■ **BRIEF**: Exclude all pictures, then copy each of the records exactly as written.

■ **DATA FOR PROCESSING**:
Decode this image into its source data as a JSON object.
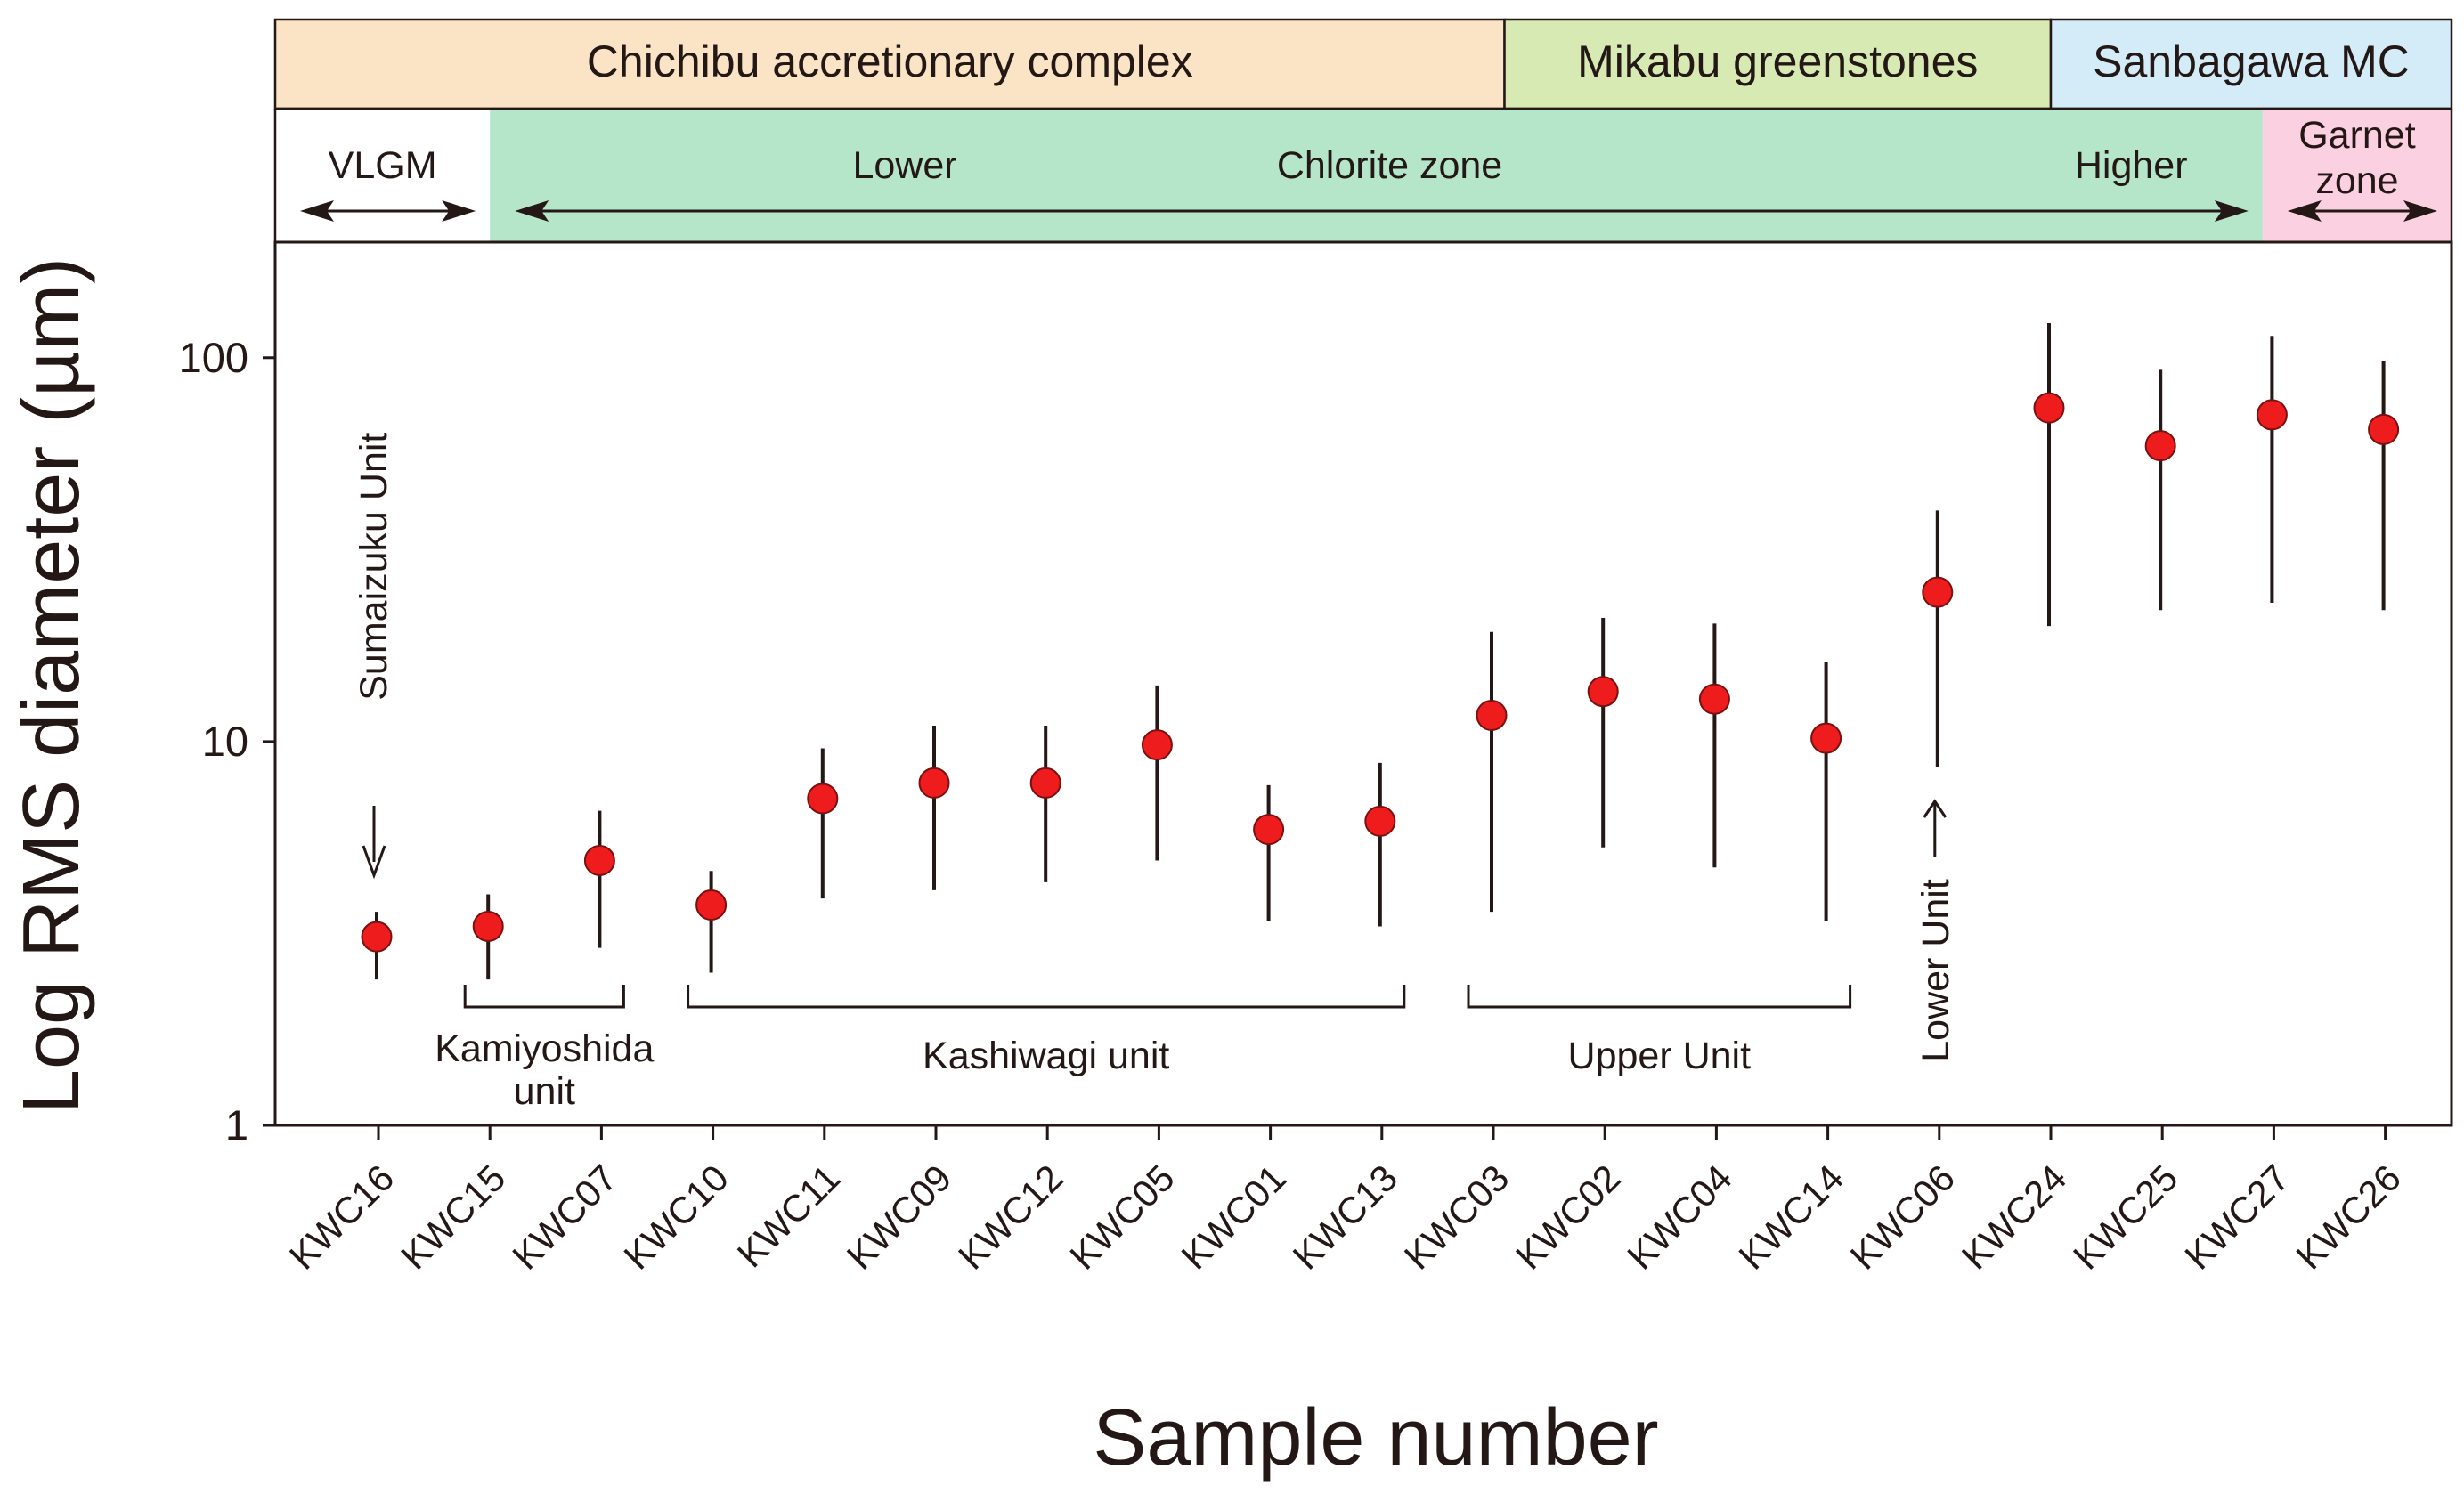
{
  "chart_data": {
    "type": "scatter",
    "title": "",
    "xlabel": "Sample number",
    "ylabel": "Log RMS diameter (µm)",
    "yscale": "log",
    "ylim": [
      1,
      200
    ],
    "yticks": [
      {
        "value": 1,
        "label": "1"
      },
      {
        "value": 10,
        "label": "10"
      },
      {
        "value": 100,
        "label": "100"
      }
    ],
    "categories": [
      "KWC16",
      "KWC15",
      "KWC07",
      "KWC10",
      "KWC11",
      "KWC09",
      "KWC12",
      "KWC05",
      "KWC01",
      "KWC13",
      "KWC03",
      "KWC02",
      "KWC04",
      "KWC14",
      "KWC06",
      "KWC24",
      "KWC25",
      "KWC27",
      "KWC26"
    ],
    "series": [
      {
        "name": "RMS diameter",
        "color": "#ee1c1c",
        "values": [
          3.1,
          3.3,
          4.9,
          3.75,
          7.1,
          7.8,
          7.8,
          9.8,
          5.9,
          6.2,
          11.7,
          13.5,
          12.9,
          10.2,
          24.5,
          74,
          59,
          71,
          65
        ],
        "err_low": [
          2.4,
          2.4,
          2.9,
          2.5,
          3.9,
          4.1,
          4.3,
          4.9,
          3.4,
          3.3,
          3.6,
          5.3,
          4.7,
          3.4,
          8.6,
          20,
          22,
          23,
          22
        ],
        "err_high": [
          3.6,
          4.0,
          6.6,
          4.6,
          9.6,
          11.0,
          11.0,
          14.0,
          7.7,
          8.8,
          19.3,
          21.0,
          20.3,
          16.1,
          40,
          123,
          93,
          114,
          98
        ]
      }
    ],
    "header_bands": [
      {
        "label": "Chichibu accretionary complex",
        "color": "#fbe3c5",
        "from": 0,
        "to": 10.6
      },
      {
        "label": "Mikabu greenstones",
        "color": "#d8eab4",
        "from": 10.6,
        "to": 15.5
      },
      {
        "label": "Sanbagawa MC",
        "color": "#d4ecf8",
        "from": 15.5,
        "to": 19
      }
    ],
    "zones": [
      {
        "label": "VLGM",
        "color": "#ffffff",
        "from": 0,
        "to": 1.5,
        "arrow": true
      },
      {
        "label": "Chlorite zone",
        "color": "#b6e6ca",
        "from": 1.5,
        "to": 17.4,
        "arrow": true,
        "sublabels": [
          {
            "label": "Lower",
            "at": 5.0
          },
          {
            "label": "Higher",
            "at": 16.0
          }
        ]
      },
      {
        "label": "Garnet zone",
        "color": "#fbd0e0",
        "from": 17.4,
        "to": 19,
        "arrow": true
      }
    ],
    "groups": [
      {
        "label": "Kamiyoshida unit",
        "from": 1,
        "to": 2
      },
      {
        "label": "Kashiwagi unit",
        "from": 3,
        "to": 9
      },
      {
        "label": "Upper Unit",
        "from": 10,
        "to": 13
      }
    ],
    "annotations": [
      {
        "label": "Sumaizuku Unit",
        "target": 0
      },
      {
        "label": "Lower Unit",
        "target": 14
      }
    ]
  }
}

■ **COMPLETE OUTPUT**:
Decode this image into its source data as a JSON object.
{
  "chart_data": {
    "type": "scatter",
    "title": "",
    "xlabel": "Sample number",
    "ylabel": "Log RMS diameter (µm)",
    "yscale": "log",
    "ylim": [
      1,
      200
    ],
    "yticks": [
      {
        "value": 1,
        "label": "1"
      },
      {
        "value": 10,
        "label": "10"
      },
      {
        "value": 100,
        "label": "100"
      }
    ],
    "categories": [
      "KWC16",
      "KWC15",
      "KWC07",
      "KWC10",
      "KWC11",
      "KWC09",
      "KWC12",
      "KWC05",
      "KWC01",
      "KWC13",
      "KWC03",
      "KWC02",
      "KWC04",
      "KWC14",
      "KWC06",
      "KWC24",
      "KWC25",
      "KWC27",
      "KWC26"
    ],
    "series": [
      {
        "name": "RMS diameter",
        "color": "#ee1c1c",
        "values": [
          3.1,
          3.3,
          4.9,
          3.75,
          7.1,
          7.8,
          7.8,
          9.8,
          5.9,
          6.2,
          11.7,
          13.5,
          12.9,
          10.2,
          24.5,
          74,
          59,
          71,
          65
        ],
        "err_low": [
          2.4,
          2.4,
          2.9,
          2.5,
          3.9,
          4.1,
          4.3,
          4.9,
          3.4,
          3.3,
          3.6,
          5.3,
          4.7,
          3.4,
          8.6,
          20,
          22,
          23,
          22
        ],
        "err_high": [
          3.6,
          4.0,
          6.6,
          4.6,
          9.6,
          11.0,
          11.0,
          14.0,
          7.7,
          8.8,
          19.3,
          21.0,
          20.3,
          16.1,
          40,
          123,
          93,
          114,
          98
        ]
      }
    ],
    "header_bands": [
      {
        "label": "Chichibu accretionary complex",
        "color": "#fbe3c5",
        "from": 0,
        "to": 10.6
      },
      {
        "label": "Mikabu greenstones",
        "color": "#d8eab4",
        "from": 10.6,
        "to": 15.5
      },
      {
        "label": "Sanbagawa MC",
        "color": "#d4ecf8",
        "from": 15.5,
        "to": 19
      }
    ],
    "zones": [
      {
        "label": "VLGM",
        "color": "#ffffff",
        "from": 0,
        "to": 1.5,
        "arrow": true
      },
      {
        "label": "Chlorite zone",
        "color": "#b6e6ca",
        "from": 1.5,
        "to": 17.4,
        "arrow": true,
        "sublabels": [
          {
            "label": "Lower",
            "at": 5.0
          },
          {
            "label": "Higher",
            "at": 16.0
          }
        ]
      },
      {
        "label": "Garnet zone",
        "color": "#fbd0e0",
        "from": 17.4,
        "to": 19,
        "arrow": true
      }
    ],
    "groups": [
      {
        "label": "Kamiyoshida unit",
        "from": 1,
        "to": 2
      },
      {
        "label": "Kashiwagi unit",
        "from": 3,
        "to": 9
      },
      {
        "label": "Upper Unit",
        "from": 10,
        "to": 13
      }
    ],
    "annotations": [
      {
        "label": "Sumaizuku Unit",
        "target": 0
      },
      {
        "label": "Lower Unit",
        "target": 14
      }
    ]
  }
}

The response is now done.